▶ [The request]: Restate, word for word, all of the material shown below.

▶ [Given entries]:
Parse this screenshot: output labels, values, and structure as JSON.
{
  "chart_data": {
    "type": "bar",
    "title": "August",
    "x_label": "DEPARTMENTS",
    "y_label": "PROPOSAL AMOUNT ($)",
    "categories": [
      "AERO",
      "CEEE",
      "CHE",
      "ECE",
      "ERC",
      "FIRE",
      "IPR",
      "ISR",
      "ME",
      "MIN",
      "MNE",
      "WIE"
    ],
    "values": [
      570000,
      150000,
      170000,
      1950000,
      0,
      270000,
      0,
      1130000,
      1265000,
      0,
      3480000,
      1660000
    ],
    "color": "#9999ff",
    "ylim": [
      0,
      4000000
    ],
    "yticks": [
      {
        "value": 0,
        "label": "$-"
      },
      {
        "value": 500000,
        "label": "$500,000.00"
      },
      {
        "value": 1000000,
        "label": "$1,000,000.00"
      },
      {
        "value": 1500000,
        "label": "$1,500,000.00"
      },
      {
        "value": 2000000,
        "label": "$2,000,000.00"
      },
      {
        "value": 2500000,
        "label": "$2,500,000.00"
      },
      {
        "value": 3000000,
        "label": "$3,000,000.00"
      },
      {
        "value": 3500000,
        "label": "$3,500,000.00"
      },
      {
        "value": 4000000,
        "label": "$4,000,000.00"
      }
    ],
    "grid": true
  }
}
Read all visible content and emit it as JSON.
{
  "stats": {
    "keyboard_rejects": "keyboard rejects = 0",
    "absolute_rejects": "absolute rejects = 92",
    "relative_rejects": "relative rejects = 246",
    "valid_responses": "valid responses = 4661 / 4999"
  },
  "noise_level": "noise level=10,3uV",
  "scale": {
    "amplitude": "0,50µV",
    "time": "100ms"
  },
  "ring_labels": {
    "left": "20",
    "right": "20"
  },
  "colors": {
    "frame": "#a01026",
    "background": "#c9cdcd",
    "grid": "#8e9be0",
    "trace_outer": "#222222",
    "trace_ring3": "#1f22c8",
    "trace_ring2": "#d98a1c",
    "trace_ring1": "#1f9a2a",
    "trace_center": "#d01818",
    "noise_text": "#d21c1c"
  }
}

▶ [In response]:
Parse this screenshot: output labels, values, and structure as JSON.
{
  "chart_data": {
    "type": "bar",
    "title": "August",
    "x_label": "DEPARTMENTS",
    "y_label": "PROPOSAL AMOUNT ($)",
    "categories": [
      "AERO",
      "CEEE",
      "CHE",
      "ECE",
      "ERC",
      "FIRE",
      "IPR",
      "ISR",
      "ME",
      "MIN",
      "MNE",
      "WIE"
    ],
    "values": [
      570000,
      150000,
      170000,
      1950000,
      0,
      270000,
      0,
      1130000,
      1265000,
      0,
      3480000,
      1660000
    ],
    "color": "#9999ff",
    "ylim": [
      0,
      4000000
    ],
    "yticks": [
      {
        "value": 0,
        "label": "$-"
      },
      {
        "value": 500000,
        "label": "$500,000.00"
      },
      {
        "value": 1000000,
        "label": "$1,000,000.00"
      },
      {
        "value": 1500000,
        "label": "$1,500,000.00"
      },
      {
        "value": 2000000,
        "label": "$2,000,000.00"
      },
      {
        "value": 2500000,
        "label": "$2,500,000.00"
      },
      {
        "value": 3000000,
        "label": "$3,000,000.00"
      },
      {
        "value": 3500000,
        "label": "$3,500,000.00"
      },
      {
        "value": 4000000,
        "label": "$4,000,000.00"
      }
    ],
    "grid": true
  }
}
Read all visible content and emit it as JSON.
{
  "stats": {
    "keyboard_rejects": "keyboard rejects = 0",
    "absolute_rejects": "absolute rejects = 92",
    "relative_rejects": "relative rejects = 246",
    "valid_responses": "valid responses = 4661 / 4999"
  },
  "noise_level": "noise level=10,3uV",
  "scale": {
    "amplitude": "0,50µV",
    "time": "100ms"
  },
  "ring_labels": {
    "left": "20",
    "right": "20"
  },
  "colors": {
    "frame": "#a01026",
    "background": "#c9cdcd",
    "grid": "#8e9be0",
    "trace_outer": "#222222",
    "trace_ring3": "#1f22c8",
    "trace_ring2": "#d98a1c",
    "trace_ring1": "#1f9a2a",
    "trace_center": "#d01818",
    "noise_text": "#d21c1c"
  }
}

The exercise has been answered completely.